▶ [EXERCISE DESCRIPTION] Go through the records and extract every line with the word "एयरप".

▶ [RECORDS FOR THIS EXERCISE]
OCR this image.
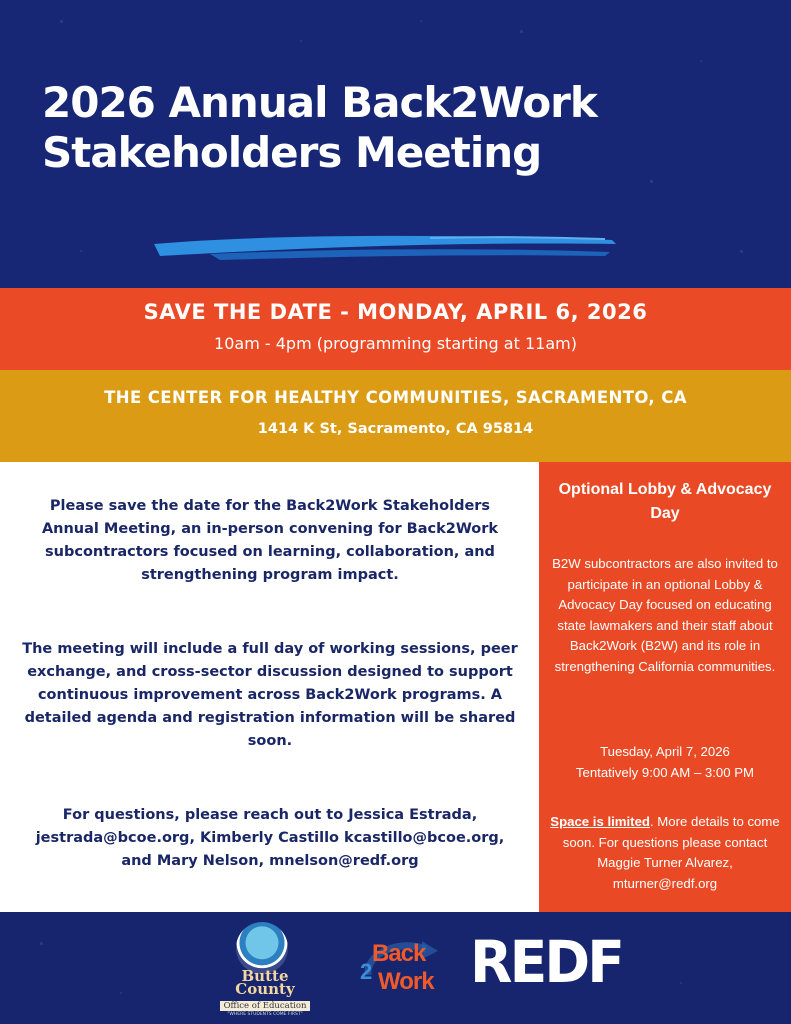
2026 Annual Back2Work
Stakeholders Meeting
SAVE THE DATE - MONDAY, APRIL 6, 2026
10am - 4pm (programming starting at 11am)
THE CENTER FOR HEALTHY COMMUNITIES, SACRAMENTO, CA
1414 K St, Sacramento, CA 95814

Please save the date for the Back2Work Stakeholders Annual Meeting, an in-person convening for Back2Work subcontractors focused on learning, collaboration, and strengthening program impact.

The meeting will include a full day of working sessions, peer exchange, and cross-sector discussion designed to support continuous improvement across Back2Work programs. A detailed agenda and registration information will be shared soon.

For questions, please reach out to Jessica Estrada, jestrada@bcoe.org, Kimberly Castillo kcastillo@bcoe.org, and Mary Nelson, mnelson@redf.org

Optional Lobby & Advocacy Day
B2W subcontractors are also invited to participate in an optional Lobby & Advocacy Day focused on educating state lawmakers and their staff about Back2Work (B2W) and its role in strengthening California communities.
Tuesday, April 7, 2026
Tentatively 9:00 AM – 3:00 PM
Space is limited. More details to come soon. For questions please contact Maggie Turner Alvarez, mturner@redf.org
Butte
County
Office of Education
"WHERE STUDENTS COME FIRST"
Back
2 Work REDF
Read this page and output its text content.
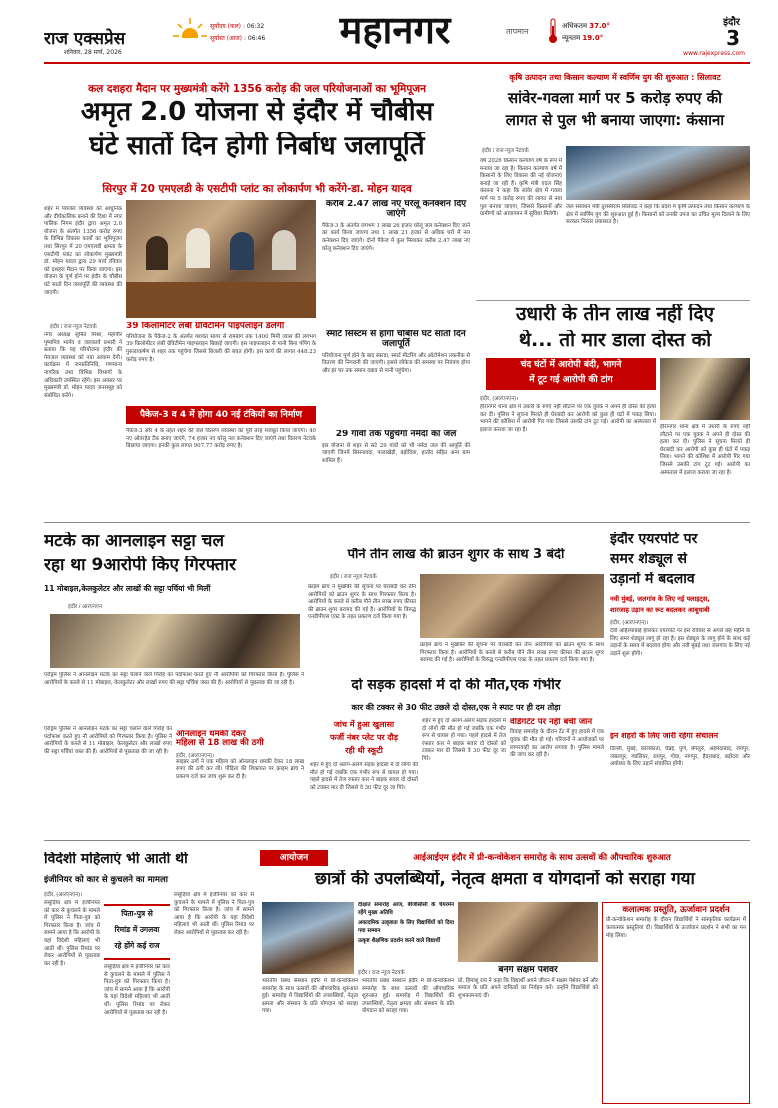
राज एक्सप्रेस
शनिवार, 28 मार्च, 2026
सूर्योदय (कल) : 06:32
सूर्यास्त (आज) : 06:46	महानगर	तापमान
अधिकतम 37.0°
न्यूनतम 19.0°
इंदौर
3
www.rajexpress.com
कल दशहरा मैदान पर मुख्यमंत्री करेंगे 1356 करोड़ की जल परियोजनाओं का भूमिपूजन
अमृत 2.0 योजना से इंदौर में चौबीस
घंटे सातों दिन होगी निर्बाध जलापूर्ति
सिरपुर में 20 एमएलडी के एसटीपी प्लांट का लोकार्पण भी करेंगे-डा. मोहन यादव
इंदौर / राज न्यूज नेटवर्क
शहर में पेयजल व्यवस्था को आधुनिक और दीर्घकालिक बनाने की दिशा में नगर पालिक निगम इंदौर द्वारा अमृत 2.0 योजना के अंतर्गत 1356 करोड़ रुपए के विभिन्न विकास कार्यों का भूमिपूजन तथा सिरपुर में 20 एमएलडी क्षमता के एसटीपी प्लांट का लोकार्पण मुख्यमंत्री डॉ. मोहन यादव द्वारा 29 मार्च रविवार को दशहरा मैदान पर किया जाएगा। इस योजना के पूर्ण होने पर इंदौर के चौबीस घंटे सातों दिन जलापूर्ति की व्यवस्था की जाएगी।
नगर अध्यक्ष सुमित मिश्रा, महापौर पुष्यमित्र भार्गव व जलकार्य प्रभारी ने बताया कि यह परियोजना इंदौर की पेयजल व्यवस्था को नया आयाम देगी। कार्यक्रम में जनप्रतिनिधि, गणमान्य नागरिक तथा विभिन्न विभागों के अधिकारी उपस्थित रहेंगे। इस अवसर पर मुख्यमंत्री डॉ. मोहन यादव जनसमूह को संबोधित करेंगे।
39 किलोमीटर लंबी ग्रेविटीमेन पाइपलाइन डलेगी
परियोजना के पैकेज-2 के अंतर्गत यशवंत सागर से रामबाग तक 1400 मिमी व्यास की लगभग 39 किलोमीटर लंबी ग्रेविटीमेन पाइपलाइन बिछाई जाएगी। इस पाइपलाइन से पानी बिना पंपिंग के गुरुत्वाकर्षण से शहर तक पहुंचेगा जिससे बिजली की बचत होगी। इस कार्य की लागत 448.23 करोड़ रुपए है।
पैकेज-3 व 4 में होगा 40 नई टंकियों का निर्माण
पैकेज-3 और 4 के तहत शहर की जल वितरण व्यवस्था को पूरी तरह मजबूत किया जाएगा। 40 नए ओवरहेड टैंक बनाए जाएंगे, 74 हजार नए घरेलू नल कनेक्शन दिए जाएंगे तथा वितरण नेटवर्क बिछाया जाएगा। इनकी कुल लागत 907.77 करोड़ रुपए है।
करीब 2.47 लाख नए घरेलू कनेक्शन दिए जाएंगे
पैकेज-3 के अंतर्गत लगभग 1 लाख 26 हजार घरेलू जल कनेक्शन दिए जाने का कार्य किया जाएगा तथा 1 लाख 21 हजार से अधिक घरों में नल कनेक्शन दिए जाएंगे। दोनों पैकेज में कुल मिलाकर करीब 2.47 लाख नए घरेलू कनेक्शन दिए जाएंगे।
स्मार्ट सिस्टम से होगी चौबीस घंटे सातों दिन जलापूर्ति
परियोजना पूर्ण होने के बाद स्काडा, स्मार्ट मीटरिंग और ऑटोमेशन तकनीक से वितरण की निगरानी की जाएगी। इससे लीकेज की समस्या पर नियंत्रण होगा और हर घर तक समान दबाव से पानी पहुंचेगा।
29 गांवों तक पहुंचेगा नर्मदा का जल
इस योजना से शहर से सटे 29 गांवों को भी नर्मदा जल की आपूर्ति की जाएगी जिनमें बिसनावदा, पालाखेड़ी, बड़ोदिया, हातोद सहित अन्य ग्राम शामिल हैं।
कृषि उत्पादन तथा किसान कल्याण में स्वर्णिम युग की शुरुआत : सिलावट
सांवेर-गवला मार्ग पर 5 करोड़ रुपए की
लागत से पुल भी बनाया जाएगा: कंसाना
इंदौर / राज न्यूज नेटवर्क
वर्ष 2026 किसान कल्याण वर्ष के रूप में मनाया जा रहा है। किसान कल्याण वर्ष में किसानों के लिए विकास की नई योजनाएं बनाई जा रही हैं। कृषि मंत्री एदल सिंह कंसाना ने कहा कि सांवेर क्षेत्र में गवला मार्ग पर 5 करोड़ रुपए की लागत से नया पुल बनाया जाएगा, जिससे किसानों और ग्रामीणों को आवागमन में सुविधा मिलेगी।
जल संसाधन मंत्री तुलसीराम सिलावट ने कहा कि प्रदेश में कृषि उत्पादन तथा किसान कल्याण के क्षेत्र में स्वर्णिम युग की शुरुआत हुई है। किसानों को उनकी उपज का उचित मूल्य दिलाने के लिए सरकार निरंतर प्रयासरत है।
उधारी के तीन लाख नहीं दिए
थे... तो मार डाला दोस्त को
चंद घंटों में आरोपी बंदी, भागने
में टूट गई आरोपी की टांग
इंदौर, (आरएनएन)।
हीरानगर थाना क्षेत्र में उधारी के रुपए नहीं लौटाने पर एक युवक ने अपने ही दोस्त की हत्या कर दी। पुलिस ने सूचना मिलते ही घेराबंदी कर आरोपी को कुछ ही घंटों में पकड़ लिया। भागने की कोशिश में आरोपी गिर गया जिससे उसकी टांग टूट गई। आरोपी का अस्पताल में इलाज कराया जा रहा है।	हीरानगर थाना क्षेत्र में उधारी के रुपए नहीं लौटाने पर एक युवक ने अपने ही दोस्त की हत्या कर दी। पुलिस ने सूचना मिलते ही घेराबंदी कर आरोपी को कुछ ही घंटों में पकड़ लिया। भागने की कोशिश में आरोपी गिर गया जिससे उसकी टांग टूट गई। आरोपी का अस्पताल में इलाज कराया जा रहा है।
मटके का आनलाइन सट्टा चल
रहा था 9आरोपी किए गिरफ्तार
11 मोबाइल,केलकुलेटर और लाखों की सट्टा पर्चियां भी मिलीं
इंदौर / आरएनएन
एरोड्रम पुलिस ने आनलाइन मटके का सट्टा चलाने वाले गिरोह का पर्दाफाश करते हुए नौ आरोपियों को गिरफ्तार किया है। पुलिस ने आरोपियों के कब्जे से 11 मोबाइल, केलकुलेटर और लाखों रुपए की सट्टा पर्चियां जब्त की हैं। आरोपियों से पूछताछ की जा रही है।
एरोड्रम पुलिस ने आनलाइन मटके का सट्टा चलाने वाले गिरोह का पर्दाफाश करते हुए नौ आरोपियों को गिरफ्तार किया है। पुलिस ने आरोपियों के कब्जे से 11 मोबाइल, केलकुलेटर और लाखों रुपए की सट्टा पर्चियां जब्त की हैं। आरोपियों से पूछताछ की जा रही है।
ऑनलाइन धमकी देकर
महिला से 18 लाख की ठगी
इंदौर, (आरएनएन)।
साइबर ठगों ने एक महिला को ऑनलाइन धमकी देकर 18 लाख रुपए की ठगी कर ली। पीड़िता की शिकायत पर क्राइम ब्रांच ने प्रकरण दर्ज कर जांच शुरू कर दी है।
पौने तीन लाख की ब्राउन शुगर के साथ 3 बंदी
इंदौर / राज न्यूज नेटवर्क
क्राइम ब्रांच ने मुखबिर की सूचना पर घेराबंदी कर तीन आरोपियों को ब्राउन शुगर के साथ गिरफ्तार किया है। आरोपियों के कब्जे से करीब पौने तीन लाख रुपए कीमत की ब्राउन शुगर बरामद की गई है। आरोपियों के विरुद्ध एनडीपीएस एक्ट के तहत प्रकरण दर्ज किया गया है।
क्राइम ब्रांच ने मुखबिर की सूचना पर घेराबंदी कर तीन आरोपियों को ब्राउन शुगर के साथ गिरफ्तार किया है। आरोपियों के कब्जे से करीब पौने तीन लाख रुपए कीमत की ब्राउन शुगर बरामद की गई है। आरोपियों के विरुद्ध एनडीपीएस एक्ट के तहत प्रकरण दर्ज किया गया है।
दो सड़क हादसों में दो की मौत,एक गंभीर
कार की टक्कर से 30 फीट उछले दो दोस्त,एक ने स्पाट पर ही दम तोड़ा
जांच में हुआ खुलासा
फर्जी नंबर प्लेट पर दौड़
रही थी स्कूटी
शहर में हुए दो अलग-अलग सड़क हादसों में दो लोगों की मौत हो गई जबकि एक गंभीर रूप से घायल हो गया। पहले हादसे में तेज रफ्तार कार ने बाइक सवार दो दोस्तों को टक्कर मार दी जिससे वे 30 फीट दूर जा गिरे।
शहर में हुए दो अलग-अलग सड़क हादसों में दो लोगों की मौत हो गई जबकि एक गंभीर रूप से घायल हो गया। पहले हादसे में तेज रफ्तार कार ने बाइक सवार दो दोस्तों को टक्कर मार दी जिससे वे 30 फीट दूर जा गिरे।
वेडिंगटेंट पर नहीं बची जान
विवाह समारोह के दौरान टेंट में हुए हादसे में एक युवक की मौत हो गई। परिजनों ने आयोजकों पर लापरवाही का आरोप लगाया है। पुलिस मामले की जांच कर रही है।
इंदौर एयरपोर्ट पर
समर शेड्यूल से
उड़ानों में बदलाव
नवी मुंबई, जलगांव के लिए नई फ्लाइट्स,
शारजाह उड़ान का रूट बदलकर आबूधाबी
इंदौर, (आरएनएन)।
देवी अहिल्याबाई होलकर एयरपोर्ट पर इस रविवार से अगले छह महीने के लिए समर शेड्यूल लागू हो रहा है। इस शेड्यूल के लागू होने के साथ कई उड़ानों के समय में बदलाव होगा और नवी मुंबई तथा जलगांव के लिए नई उड़ानें शुरू होंगी।
इन शहरों के लिए जारी रहेगा संचालन
दिल्ली, मुंबई, कोलकाता, चेन्नई, पुणे, बेंगलुरु, अहमदाबाद, जयपुर, जबलपुर, ग्वालियर, रायपुर, गोवा, नागपुर, हैदराबाद, बड़ोदरा और अयोध्या के लिए उड़ानें संचालित होंगी।
विदेशी महिलाएं भी आती थी
इंजीनियर को कार से कुचलने का मामला
इंदौर, (आरएनएन)।
लसूड़िया क्षेत्र में इंजीनियर को कार से कुचलने के मामले में पुलिस ने पिता-पुत्र को गिरफ्तार किया है। जांच में सामने आया है कि आरोपी के यहां विदेशी महिलाएं भी आती थीं। पुलिस रिमांड पर लेकर आरोपियों से पूछताछ कर रही है।
पिता-पुत्र से
रिमांड में उगलवा
रहे होंगे कई राज
लसूड़िया क्षेत्र में इंजीनियर को कार से कुचलने के मामले में पुलिस ने पिता-पुत्र को गिरफ्तार किया है। जांच में सामने आया है कि आरोपी के यहां विदेशी महिलाएं भी आती थीं। पुलिस रिमांड पर लेकर आरोपियों से पूछताछ कर रही है।
लसूड़िया क्षेत्र में इंजीनियर को कार से कुचलने के मामले में पुलिस ने पिता-पुत्र को गिरफ्तार किया है। जांच में सामने आया है कि आरोपी के यहां विदेशी महिलाएं भी आती थीं। पुलिस रिमांड पर लेकर आरोपियों से पूछताछ कर रही है।
आयोजन	आईआईएम इंदौर में प्री-कन्वोकेशन समारोह के साथ उत्सवों की औपचारिक शुरुआत
छात्रों की उपलब्धियों, नेतृत्व क्षमता व योगदानों को सराहा गया
दीक्षांत समारोह आज, बीजीसीसी के चेयरमेन रहेंगे मुख्य अतिथि
अकादमिक उत्कृष्टता के लिए विद्यार्थियों को दिया गया सम्मान
उत्कृष्ट शैक्षणिक प्रदर्शन करने वाले विद्यार्थी
इंदौर / राज न्यूज नेटवर्क
भारतीय प्रबंध संस्थान इंदौर में प्री-कन्वोकेशन समारोह के साथ उत्सवों की औपचारिक शुरुआत हुई। समारोह में विद्यार्थियों की उपलब्धियों, नेतृत्व क्षमता और संस्थान के प्रति योगदान को सराहा गया।
भारतीय प्रबंध संस्थान इंदौर में प्री-कन्वोकेशन समारोह के साथ उत्सवों की औपचारिक शुरुआत हुई। समारोह में विद्यार्थियों की उपलब्धियों, नेतृत्व क्षमता और संस्थान के प्रति योगदान को सराहा गया।
बनेंगे सक्षम पेशेवर
प्रो. हिमांशु राय ने कहा कि विद्यार्थी अपने जीवन में सक्षम पेशेवर बनें और समाज के प्रति अपने दायित्वों का निर्वहन करें। उन्होंने विद्यार्थियों को शुभकामनाएं दीं।
कलात्मक प्रस्तुति, ऊर्जावान प्रदर्शन
प्री-कन्वोकेशन समारोह के दौरान विद्यार्थियों ने सांस्कृतिक कार्यक्रम में कलात्मक प्रस्तुतियां दीं। विद्यार्थियों के ऊर्जावान प्रदर्शन ने सभी का मन मोह लिया।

▶ [SOLUTION TO THIS EXERCISE]
इंदौर एयरपोर्ट पर
देवी अहिल्याबाई होलकर एयरपोर्ट पर इस रविवार से अगले छह महीने के लिए समर शेड्यूल लागू हो रहा है। इस शेड्यूल के लागू होने के साथ कई उड़ानों के समय में बदलाव होगा और नवी मुंबई तथा जलगांव के लिए नई उड़ानें शुरू होंगी।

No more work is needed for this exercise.